#### WHAT YOU NEED TO DO:
Read through the data and report every line in which the word "this" occurs.

========================================

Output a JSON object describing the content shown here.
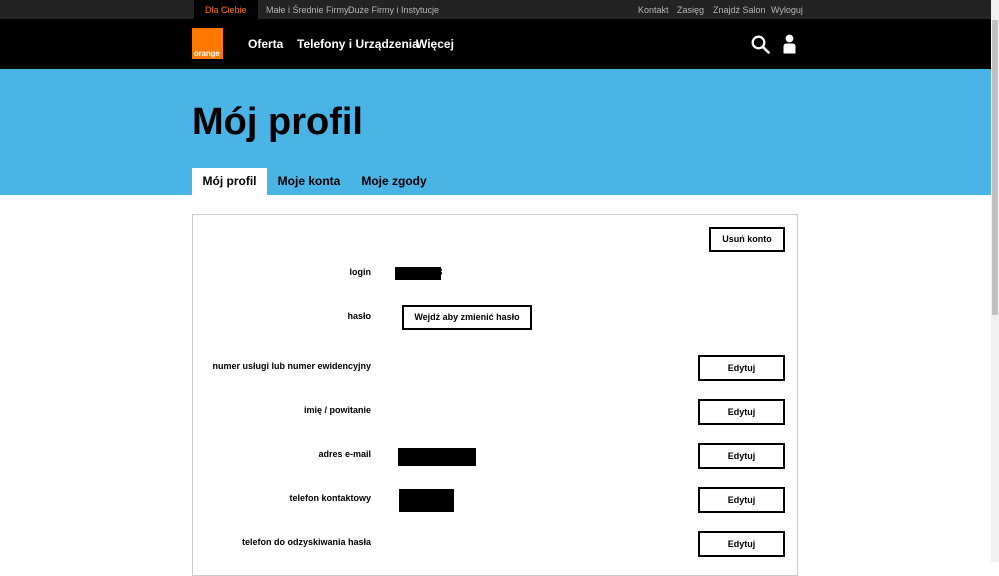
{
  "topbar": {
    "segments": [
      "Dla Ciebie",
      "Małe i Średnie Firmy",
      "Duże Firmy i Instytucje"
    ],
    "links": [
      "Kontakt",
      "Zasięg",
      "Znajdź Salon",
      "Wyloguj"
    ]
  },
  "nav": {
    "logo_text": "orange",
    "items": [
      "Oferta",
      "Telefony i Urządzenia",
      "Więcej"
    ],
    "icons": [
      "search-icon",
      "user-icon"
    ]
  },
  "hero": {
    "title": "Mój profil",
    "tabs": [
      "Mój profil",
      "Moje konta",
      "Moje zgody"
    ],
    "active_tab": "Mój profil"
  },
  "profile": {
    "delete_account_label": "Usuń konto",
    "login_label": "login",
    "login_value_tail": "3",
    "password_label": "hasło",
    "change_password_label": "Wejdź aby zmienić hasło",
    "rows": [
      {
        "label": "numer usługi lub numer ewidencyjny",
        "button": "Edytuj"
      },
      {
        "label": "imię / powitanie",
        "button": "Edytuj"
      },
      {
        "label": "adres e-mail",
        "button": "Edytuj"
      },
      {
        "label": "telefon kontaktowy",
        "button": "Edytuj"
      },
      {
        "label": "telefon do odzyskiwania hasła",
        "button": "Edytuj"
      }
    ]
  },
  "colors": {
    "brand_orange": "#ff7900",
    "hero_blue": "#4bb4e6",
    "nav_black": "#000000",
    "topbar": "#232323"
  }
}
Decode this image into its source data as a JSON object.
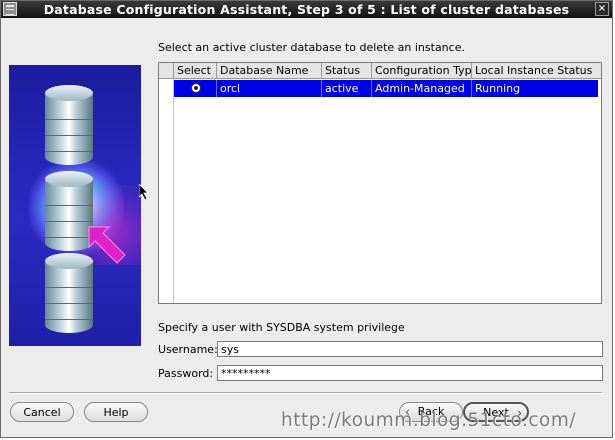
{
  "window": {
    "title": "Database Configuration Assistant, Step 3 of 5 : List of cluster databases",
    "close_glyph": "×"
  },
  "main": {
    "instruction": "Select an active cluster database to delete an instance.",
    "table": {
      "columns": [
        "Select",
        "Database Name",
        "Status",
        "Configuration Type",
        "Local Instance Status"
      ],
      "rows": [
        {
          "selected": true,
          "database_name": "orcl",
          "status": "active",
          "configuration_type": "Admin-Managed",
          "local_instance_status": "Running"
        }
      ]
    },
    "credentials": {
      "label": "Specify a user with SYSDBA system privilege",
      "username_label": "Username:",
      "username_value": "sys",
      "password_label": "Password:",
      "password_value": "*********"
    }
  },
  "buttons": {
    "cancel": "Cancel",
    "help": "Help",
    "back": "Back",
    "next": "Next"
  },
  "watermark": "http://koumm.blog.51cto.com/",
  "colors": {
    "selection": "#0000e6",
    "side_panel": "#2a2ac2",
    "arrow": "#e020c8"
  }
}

========================================

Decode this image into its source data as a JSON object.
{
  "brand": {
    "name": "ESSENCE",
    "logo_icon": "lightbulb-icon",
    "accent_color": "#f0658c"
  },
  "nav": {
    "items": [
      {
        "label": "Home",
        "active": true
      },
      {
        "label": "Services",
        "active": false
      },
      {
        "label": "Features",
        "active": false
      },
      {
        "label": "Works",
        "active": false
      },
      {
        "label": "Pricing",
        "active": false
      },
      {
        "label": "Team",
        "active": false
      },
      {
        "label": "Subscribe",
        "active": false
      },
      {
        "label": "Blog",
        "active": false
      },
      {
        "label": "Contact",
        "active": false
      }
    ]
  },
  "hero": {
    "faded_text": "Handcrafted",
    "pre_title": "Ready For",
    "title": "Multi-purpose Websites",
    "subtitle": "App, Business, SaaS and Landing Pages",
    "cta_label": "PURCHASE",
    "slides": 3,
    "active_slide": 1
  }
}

========================================

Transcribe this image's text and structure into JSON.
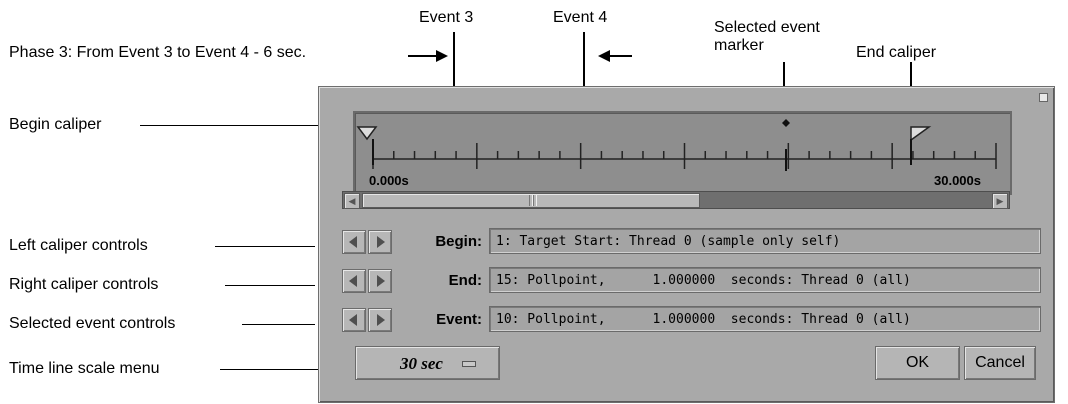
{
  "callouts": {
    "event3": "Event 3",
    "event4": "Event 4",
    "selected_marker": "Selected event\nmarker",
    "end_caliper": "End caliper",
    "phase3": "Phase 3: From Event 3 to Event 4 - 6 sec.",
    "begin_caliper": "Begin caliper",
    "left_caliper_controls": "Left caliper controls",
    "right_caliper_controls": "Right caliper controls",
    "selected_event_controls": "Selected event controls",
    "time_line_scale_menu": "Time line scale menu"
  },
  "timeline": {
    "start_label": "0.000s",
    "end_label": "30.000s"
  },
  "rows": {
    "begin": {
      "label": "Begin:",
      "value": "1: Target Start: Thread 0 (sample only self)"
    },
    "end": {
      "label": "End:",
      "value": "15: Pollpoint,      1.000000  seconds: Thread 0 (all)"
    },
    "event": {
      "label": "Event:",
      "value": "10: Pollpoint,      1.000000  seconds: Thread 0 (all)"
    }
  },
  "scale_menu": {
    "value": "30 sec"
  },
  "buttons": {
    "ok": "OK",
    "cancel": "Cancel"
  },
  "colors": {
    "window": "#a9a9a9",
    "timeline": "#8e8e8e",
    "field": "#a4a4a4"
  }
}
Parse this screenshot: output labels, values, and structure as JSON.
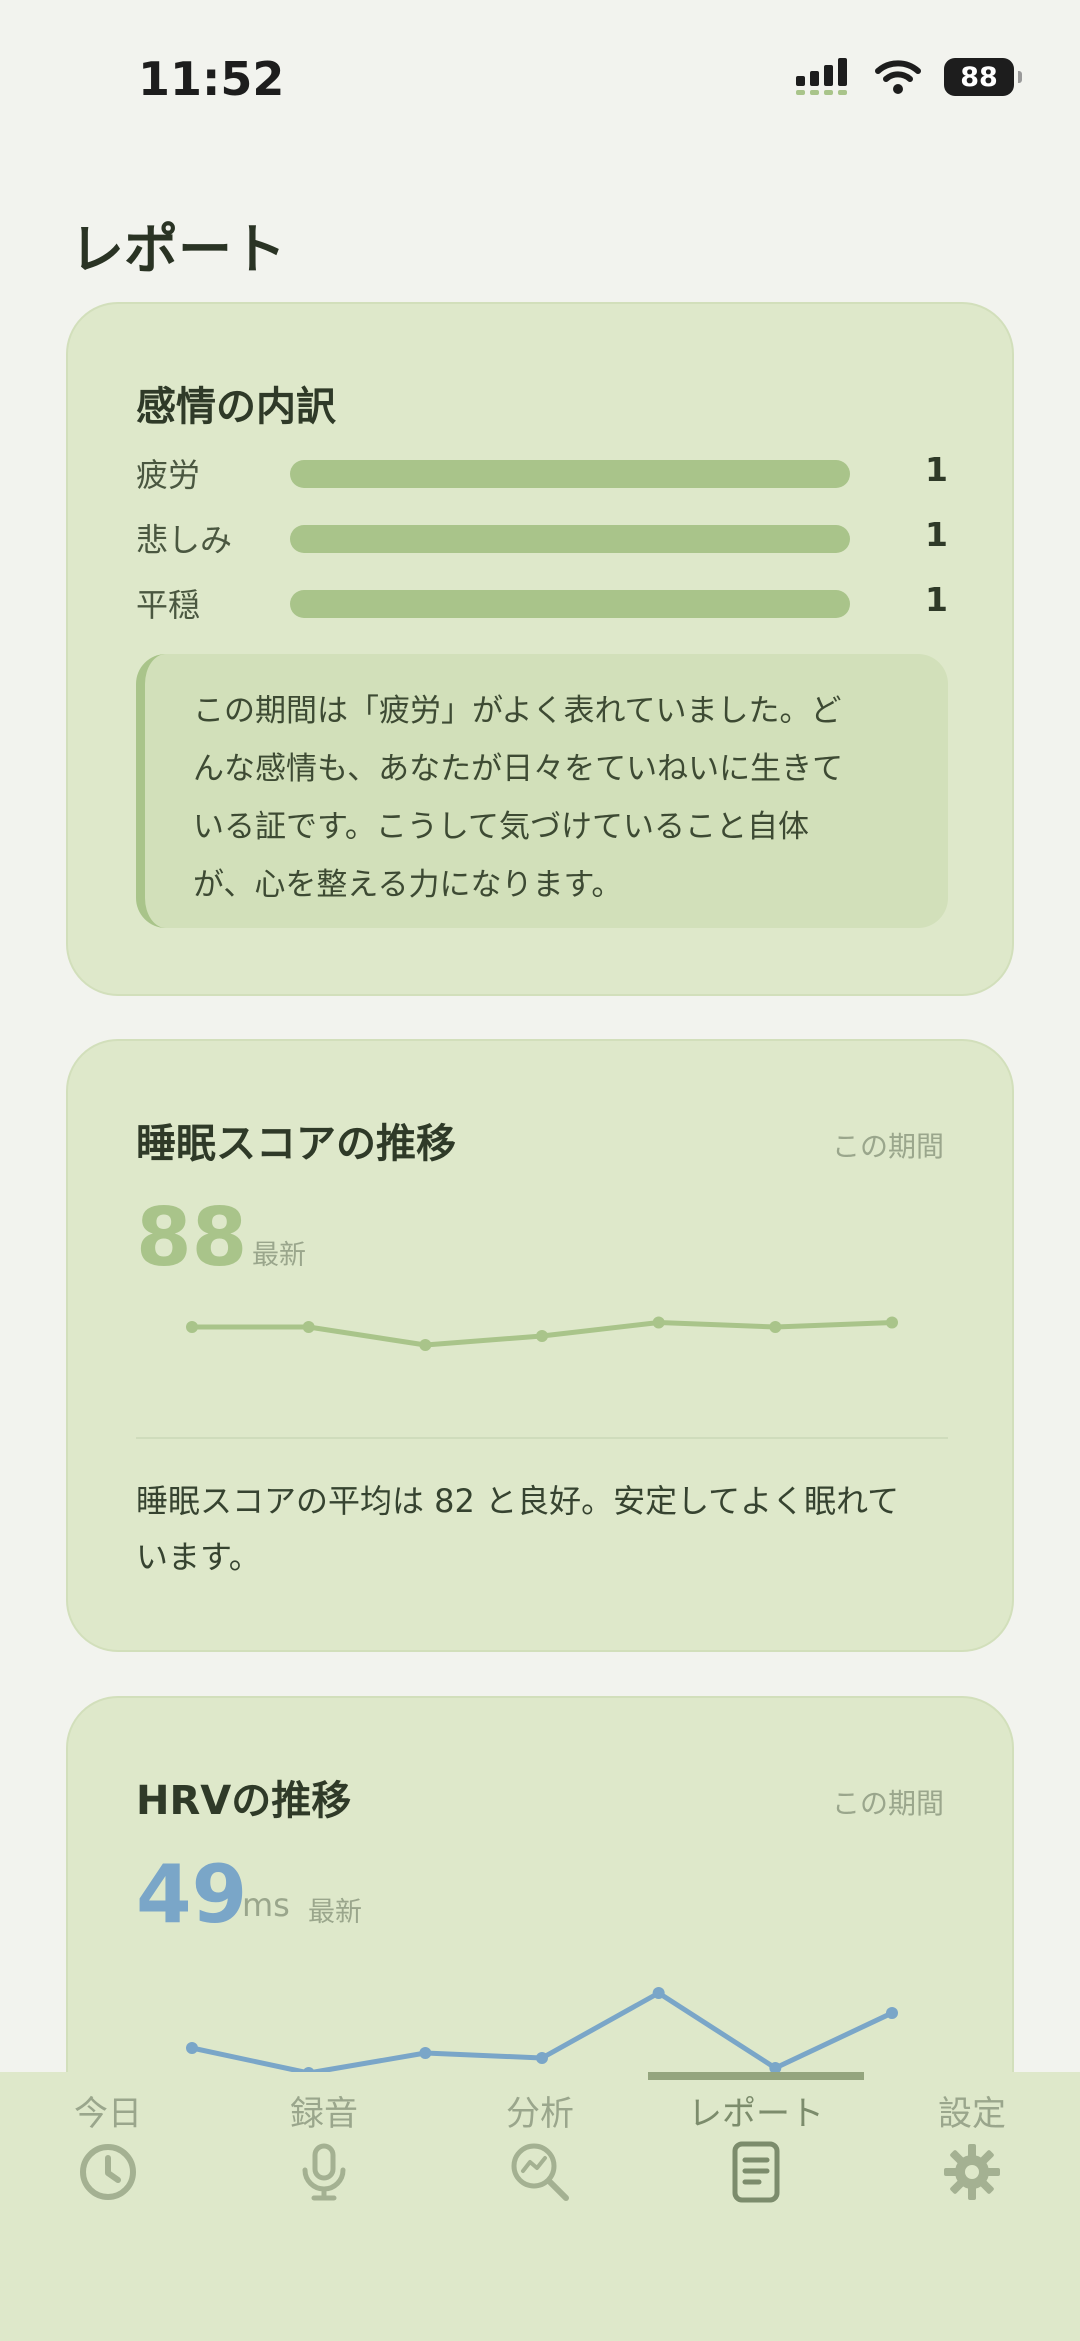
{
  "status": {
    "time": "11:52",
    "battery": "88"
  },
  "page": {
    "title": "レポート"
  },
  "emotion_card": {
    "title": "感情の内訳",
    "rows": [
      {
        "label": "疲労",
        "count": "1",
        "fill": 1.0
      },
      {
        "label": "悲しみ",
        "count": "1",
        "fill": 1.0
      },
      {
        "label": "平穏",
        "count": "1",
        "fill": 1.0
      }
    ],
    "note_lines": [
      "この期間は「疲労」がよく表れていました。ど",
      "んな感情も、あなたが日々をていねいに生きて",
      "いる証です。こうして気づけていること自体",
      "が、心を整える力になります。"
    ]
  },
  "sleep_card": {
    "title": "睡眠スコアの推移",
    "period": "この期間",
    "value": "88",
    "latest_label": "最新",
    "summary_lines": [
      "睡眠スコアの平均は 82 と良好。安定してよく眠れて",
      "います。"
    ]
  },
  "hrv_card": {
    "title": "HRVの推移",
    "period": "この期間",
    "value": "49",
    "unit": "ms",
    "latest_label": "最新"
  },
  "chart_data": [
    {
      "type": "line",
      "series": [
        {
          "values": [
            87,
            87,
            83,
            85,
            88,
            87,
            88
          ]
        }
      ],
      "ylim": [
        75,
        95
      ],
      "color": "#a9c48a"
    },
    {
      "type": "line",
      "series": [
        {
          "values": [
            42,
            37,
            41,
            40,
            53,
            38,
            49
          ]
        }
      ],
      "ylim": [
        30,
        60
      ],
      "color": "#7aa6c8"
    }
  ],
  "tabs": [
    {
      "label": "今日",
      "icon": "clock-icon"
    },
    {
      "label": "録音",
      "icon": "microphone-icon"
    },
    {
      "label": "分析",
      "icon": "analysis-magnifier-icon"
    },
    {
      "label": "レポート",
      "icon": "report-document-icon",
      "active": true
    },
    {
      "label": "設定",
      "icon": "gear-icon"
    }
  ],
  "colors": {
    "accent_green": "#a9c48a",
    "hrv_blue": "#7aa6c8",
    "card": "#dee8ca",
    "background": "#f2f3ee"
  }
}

========================================

#### FULL OUTPUT:
Decode this image into its source data as a JSON object.
Decode this image into its source data as a JSON object.
Transcribe this image's text and structure into JSON.
Parse this screenshot: output labels, values, and structure as JSON.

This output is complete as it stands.